Stored records
════
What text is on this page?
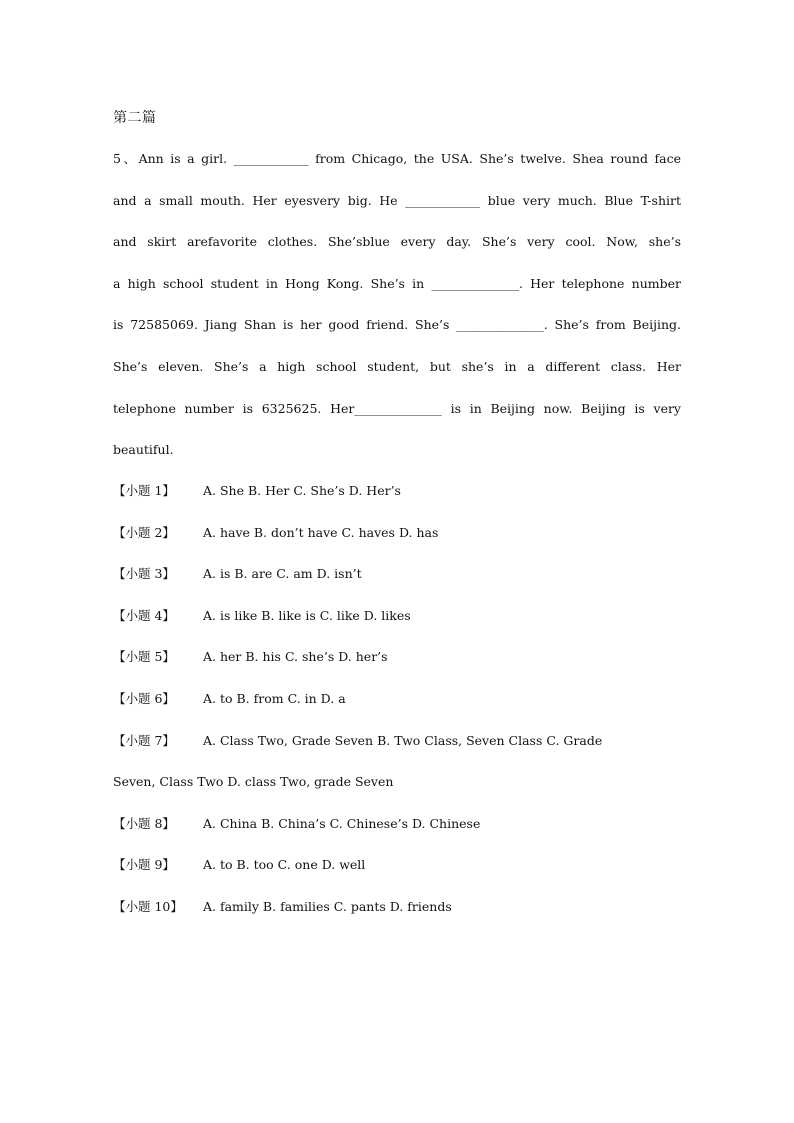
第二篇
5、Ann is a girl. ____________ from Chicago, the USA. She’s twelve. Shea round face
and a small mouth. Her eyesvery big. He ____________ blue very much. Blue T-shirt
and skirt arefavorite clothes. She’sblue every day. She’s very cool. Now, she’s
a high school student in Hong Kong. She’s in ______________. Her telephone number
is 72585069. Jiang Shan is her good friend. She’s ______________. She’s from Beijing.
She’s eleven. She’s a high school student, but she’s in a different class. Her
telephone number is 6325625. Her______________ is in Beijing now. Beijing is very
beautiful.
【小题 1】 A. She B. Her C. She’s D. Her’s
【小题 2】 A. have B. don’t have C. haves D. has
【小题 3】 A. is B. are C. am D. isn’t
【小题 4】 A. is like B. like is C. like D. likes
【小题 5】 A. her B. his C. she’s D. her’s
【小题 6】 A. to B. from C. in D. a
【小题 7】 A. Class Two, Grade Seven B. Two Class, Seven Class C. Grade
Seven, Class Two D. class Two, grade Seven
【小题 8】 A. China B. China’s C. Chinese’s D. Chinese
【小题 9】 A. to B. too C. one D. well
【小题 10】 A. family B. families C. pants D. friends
════
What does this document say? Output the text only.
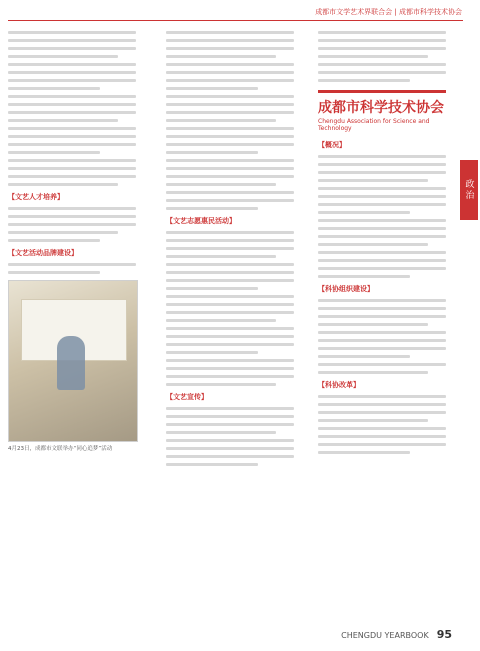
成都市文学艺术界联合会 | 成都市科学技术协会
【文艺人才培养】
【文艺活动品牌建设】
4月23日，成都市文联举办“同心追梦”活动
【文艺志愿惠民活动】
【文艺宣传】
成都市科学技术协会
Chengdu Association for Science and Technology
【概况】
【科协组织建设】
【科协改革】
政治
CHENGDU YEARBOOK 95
════
• [REQUIRED TASK] Give only the number of lines in the listing above that include the string "from".

• [ANSWER TO THE PROBLEM] 3